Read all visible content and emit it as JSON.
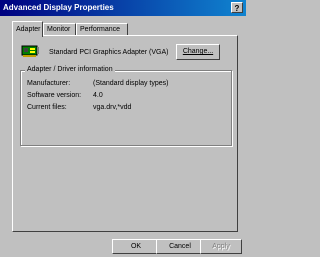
{
  "window": {
    "title": "Advanced Display Properties",
    "help_label": "?"
  },
  "tabs": [
    {
      "label": "Adapter"
    },
    {
      "label": "Monitor"
    },
    {
      "label": "Performance"
    }
  ],
  "adapter": {
    "name": "Standard PCI Graphics Adapter (VGA)",
    "change_label": "Change...",
    "icon": "video-card-icon"
  },
  "driver_info": {
    "title": "Adapter / Driver information",
    "rows": [
      {
        "label": "Manufacturer:",
        "value": "(Standard display types)"
      },
      {
        "label": "Software version:",
        "value": "4.0"
      },
      {
        "label": "Current files:",
        "value": "vga.drv,*vdd"
      }
    ]
  },
  "buttons": {
    "ok": "OK",
    "cancel": "Cancel",
    "apply": "Apply"
  }
}
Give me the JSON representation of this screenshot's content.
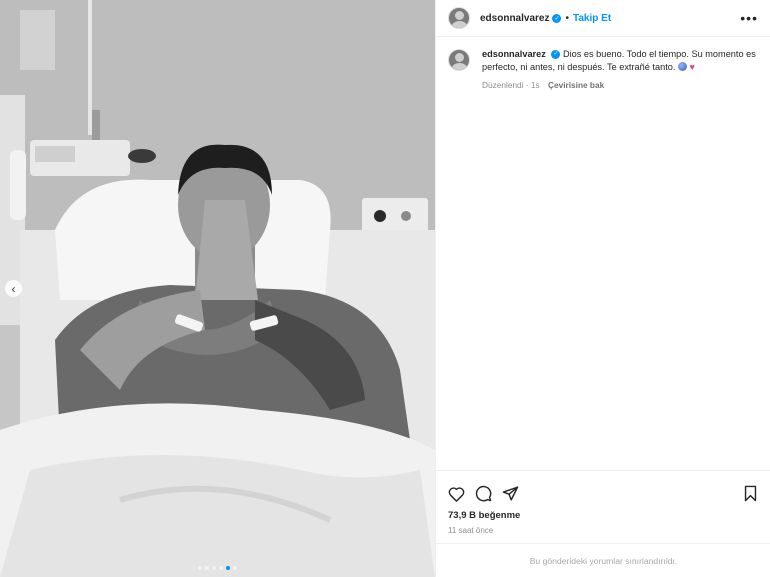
{
  "post": {
    "carousel_dots": 6,
    "active_dot": 5
  },
  "header": {
    "username": "edsonnalvarez",
    "separator": "•",
    "follow_label": "Takip Et",
    "more_label": "•••"
  },
  "caption": {
    "username": "edsonnalvarez",
    "text": "Dios es bueno. Todo el tiempo. Su momento es perfecto, ni antes, ni después. Te extrañé tanto.",
    "edited_label": "Düzenlendi · 1s",
    "translate_label": "Çevirisine bak"
  },
  "actions": {
    "like_icon": "heart-icon",
    "comment_icon": "comment-icon",
    "share_icon": "share-icon",
    "save_icon": "bookmark-icon"
  },
  "stats": {
    "likes": "73,9 B beğenme",
    "time_ago": "11 saat önce"
  },
  "footer": {
    "comments_limited": "Bu gönderideki yorumlar sınırlandırıldı."
  },
  "colors": {
    "accent": "#0095f6",
    "text": "#262626",
    "muted": "#8e8e8e",
    "border": "#efefef"
  }
}
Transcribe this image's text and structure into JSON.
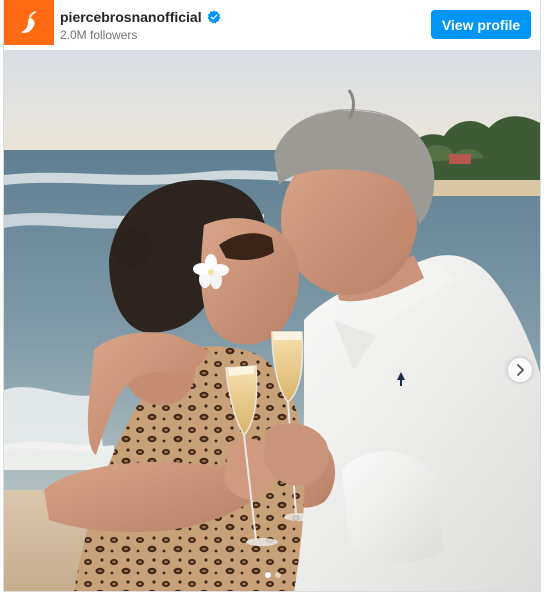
{
  "post": {
    "username": "piercebrosnanofficial",
    "verified_icon": "verified-badge-icon",
    "followers": "2.0M followers",
    "view_profile_label": "View profile",
    "avatar_icon": "chili-pepper-icon",
    "avatar_color": "#ff6a13",
    "button_color": "#0095f6",
    "carousel": {
      "next_icon": "chevron-right-icon",
      "dot_count": 2,
      "active_dot": 1
    }
  }
}
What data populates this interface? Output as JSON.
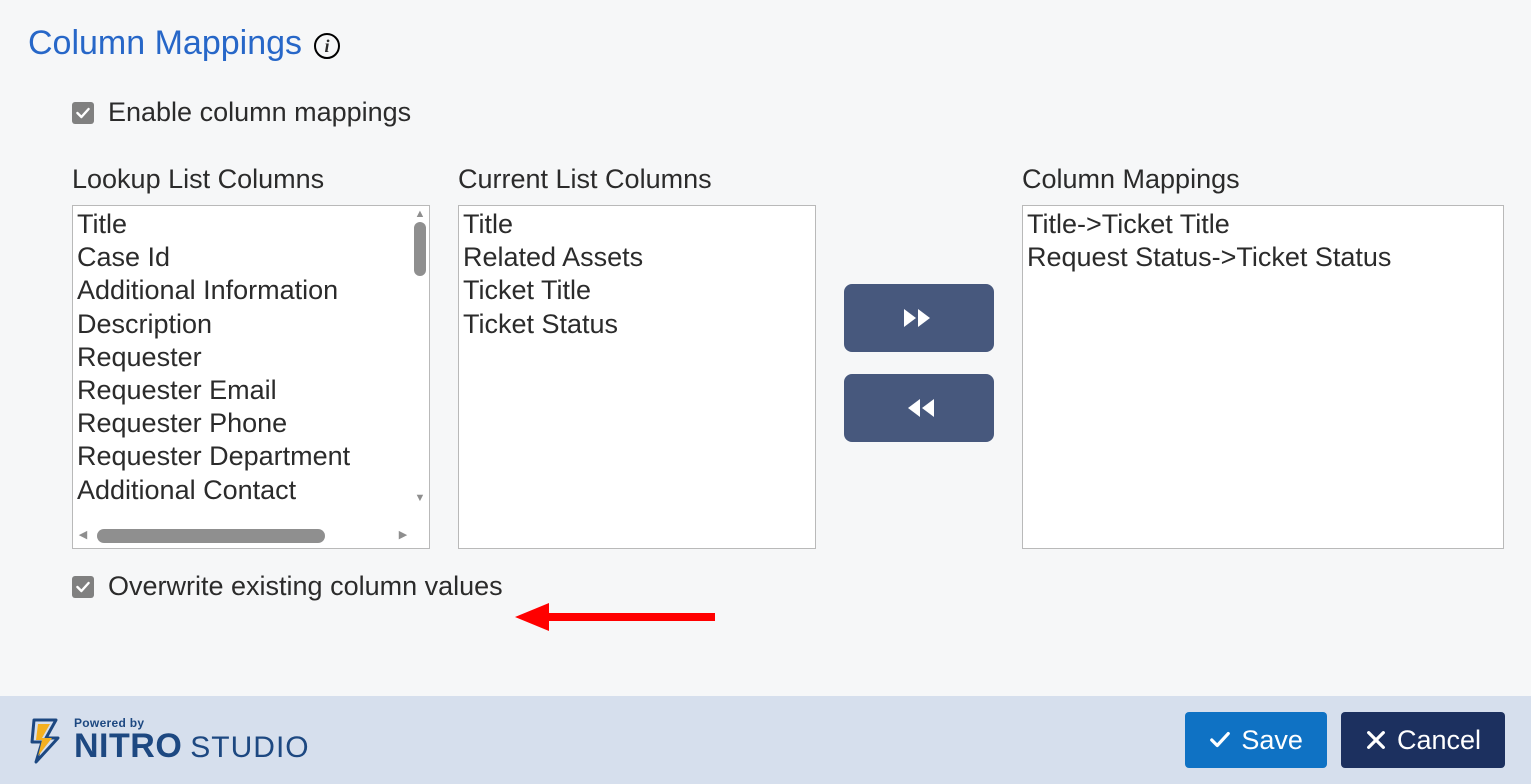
------------------------------------------------------------------------
Set exercise: Transcribe each entry above exactly, apart from the pictures.

Reply to the exercise:
Read all visible content and emit it as JSON.
{
  "window": {
    "title": "Advanced Display Properties",
    "help_label": "?"
  },
  "tabs": [
    {
      "label": "Adapter"
    },
    {
      "label": "Monitor"
    },
    {
      "label": "Performance"
    }
  ],
  "adapter": {
    "name": "Standard PCI Graphics Adapter (VGA)",
    "change_label": "Change...",
    "icon": "video-card-icon"
  },
  "driver_info": {
    "title": "Adapter / Driver information",
    "rows": [
      {
        "label": "Manufacturer:",
        "value": "(Standard display types)"
      },
      {
        "label": "Software version:",
        "value": "4.0"
      },
      {
        "label": "Current files:",
        "value": "vga.drv,*vdd"
      }
    ]
  },
  "buttons": {
    "ok": "OK",
    "cancel": "Cancel",
    "apply": "Apply"
  }
}
Give me the JSON representation of this screenshot's content.
{
  "post": {
    "carousel_dots": 6,
    "active_dot": 5
  },
  "header": {
    "username": "edsonnalvarez",
    "separator": "•",
    "follow_label": "Takip Et",
    "more_label": "•••"
  },
  "caption": {
    "username": "edsonnalvarez",
    "text": "Dios es bueno. Todo el tiempo. Su momento es perfecto, ni antes, ni después. Te extrañé tanto.",
    "edited_label": "Düzenlendi · 1s",
    "translate_label": "Çevirisine bak"
  },
  "actions": {
    "like_icon": "heart-icon",
    "comment_icon": "comment-icon",
    "share_icon": "share-icon",
    "save_icon": "bookmark-icon"
  },
  "stats": {
    "likes": "73,9 B beğenme",
    "time_ago": "11 saat önce"
  },
  "footer": {
    "comments_limited": "Bu gönderideki yorumlar sınırlandırıldı."
  },
  "colors": {
    "accent": "#0095f6",
    "text": "#262626",
    "muted": "#8e8e8e",
    "border": "#efefef"
  }
}
Transcribe this image's text and structure into JSON.
{
  "post": {
    "username": "piercebrosnanofficial",
    "verified_icon": "verified-badge-icon",
    "followers": "2.0M followers",
    "view_profile_label": "View profile",
    "avatar_icon": "chili-pepper-icon",
    "avatar_color": "#ff6a13",
    "button_color": "#0095f6",
    "carousel": {
      "next_icon": "chevron-right-icon",
      "dot_count": 2,
      "active_dot": 1
    }
  }
}
What data populates this interface? Output as JSON.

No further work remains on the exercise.